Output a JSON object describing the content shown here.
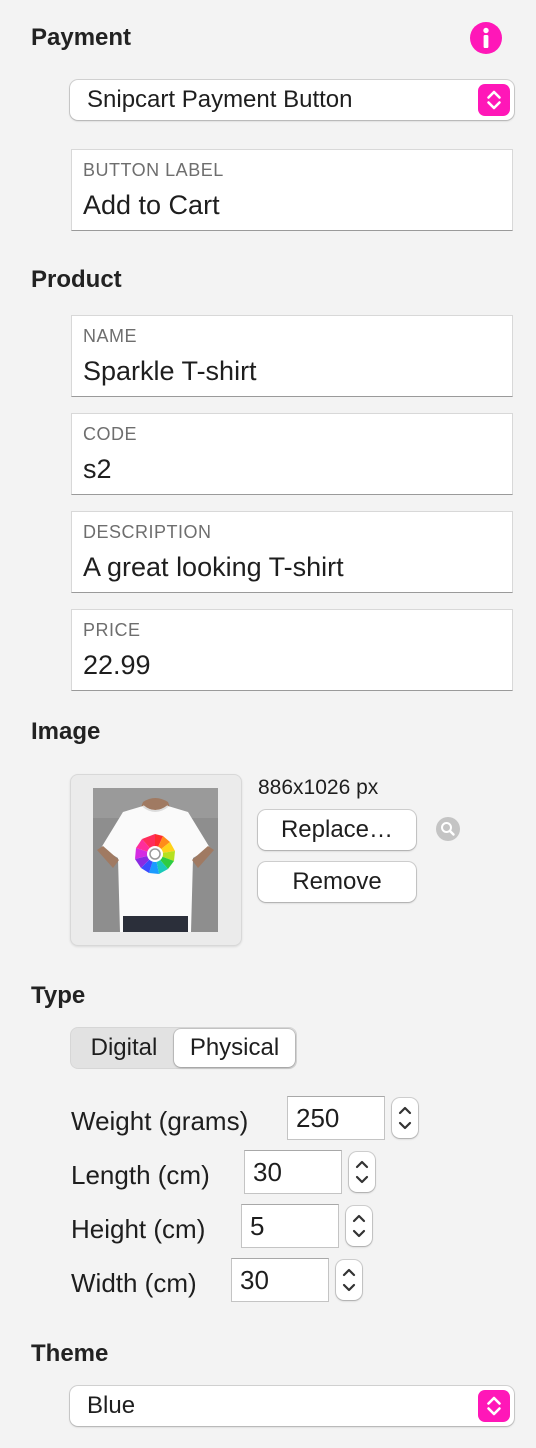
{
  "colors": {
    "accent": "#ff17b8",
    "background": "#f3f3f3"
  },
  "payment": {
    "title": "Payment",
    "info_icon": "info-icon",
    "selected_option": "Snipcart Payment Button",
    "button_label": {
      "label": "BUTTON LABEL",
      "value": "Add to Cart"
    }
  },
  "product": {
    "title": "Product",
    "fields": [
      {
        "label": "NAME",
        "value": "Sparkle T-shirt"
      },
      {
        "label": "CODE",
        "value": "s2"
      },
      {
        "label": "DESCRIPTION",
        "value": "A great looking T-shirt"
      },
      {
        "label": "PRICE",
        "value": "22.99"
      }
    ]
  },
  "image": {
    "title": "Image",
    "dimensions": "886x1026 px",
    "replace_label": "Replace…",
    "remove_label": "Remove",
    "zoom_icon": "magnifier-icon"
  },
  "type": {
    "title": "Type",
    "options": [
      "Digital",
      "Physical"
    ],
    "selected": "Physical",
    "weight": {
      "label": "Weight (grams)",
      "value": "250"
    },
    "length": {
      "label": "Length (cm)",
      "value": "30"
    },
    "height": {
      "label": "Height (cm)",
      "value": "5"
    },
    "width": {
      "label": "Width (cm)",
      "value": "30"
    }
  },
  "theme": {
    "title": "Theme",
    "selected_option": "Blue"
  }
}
*****
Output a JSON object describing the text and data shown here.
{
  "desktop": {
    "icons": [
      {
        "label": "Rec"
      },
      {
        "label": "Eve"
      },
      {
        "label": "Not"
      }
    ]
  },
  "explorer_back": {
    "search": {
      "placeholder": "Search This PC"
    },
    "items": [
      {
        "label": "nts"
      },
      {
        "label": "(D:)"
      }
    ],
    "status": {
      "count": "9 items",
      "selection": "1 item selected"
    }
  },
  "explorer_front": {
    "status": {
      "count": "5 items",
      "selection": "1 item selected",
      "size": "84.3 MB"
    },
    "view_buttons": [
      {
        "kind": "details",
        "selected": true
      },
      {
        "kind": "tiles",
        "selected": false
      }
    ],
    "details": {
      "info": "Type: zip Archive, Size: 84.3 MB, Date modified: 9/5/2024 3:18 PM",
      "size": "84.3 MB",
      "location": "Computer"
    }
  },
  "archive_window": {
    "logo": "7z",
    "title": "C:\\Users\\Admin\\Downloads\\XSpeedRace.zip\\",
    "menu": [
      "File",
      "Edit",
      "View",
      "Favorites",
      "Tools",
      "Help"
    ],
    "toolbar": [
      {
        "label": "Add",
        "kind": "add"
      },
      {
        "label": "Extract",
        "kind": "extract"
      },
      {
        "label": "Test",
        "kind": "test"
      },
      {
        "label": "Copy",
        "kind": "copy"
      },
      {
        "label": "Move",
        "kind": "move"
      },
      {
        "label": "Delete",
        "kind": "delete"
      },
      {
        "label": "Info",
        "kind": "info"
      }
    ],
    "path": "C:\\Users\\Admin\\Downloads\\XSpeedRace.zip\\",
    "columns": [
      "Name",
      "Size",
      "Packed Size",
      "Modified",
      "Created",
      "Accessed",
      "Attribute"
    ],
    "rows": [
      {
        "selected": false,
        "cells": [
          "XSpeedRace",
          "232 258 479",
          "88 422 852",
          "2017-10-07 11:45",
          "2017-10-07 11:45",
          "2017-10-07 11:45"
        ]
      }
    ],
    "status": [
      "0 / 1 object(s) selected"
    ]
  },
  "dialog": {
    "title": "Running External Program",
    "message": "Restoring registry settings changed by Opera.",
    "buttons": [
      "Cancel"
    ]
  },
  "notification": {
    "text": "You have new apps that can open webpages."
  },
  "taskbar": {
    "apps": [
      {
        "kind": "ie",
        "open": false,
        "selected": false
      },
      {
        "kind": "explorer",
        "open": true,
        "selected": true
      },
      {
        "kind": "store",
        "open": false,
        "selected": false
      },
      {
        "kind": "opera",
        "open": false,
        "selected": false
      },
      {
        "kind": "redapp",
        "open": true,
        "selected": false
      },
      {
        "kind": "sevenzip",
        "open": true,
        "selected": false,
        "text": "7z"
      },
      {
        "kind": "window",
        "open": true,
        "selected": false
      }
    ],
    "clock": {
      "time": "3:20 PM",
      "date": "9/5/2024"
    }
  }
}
*****
Problem details —
Read the lines above. Gather those in which the string "JSON" is found.

Task answer —
Output a JSON object describing the content shown here.
Output a JSON object describing the text and data shown here.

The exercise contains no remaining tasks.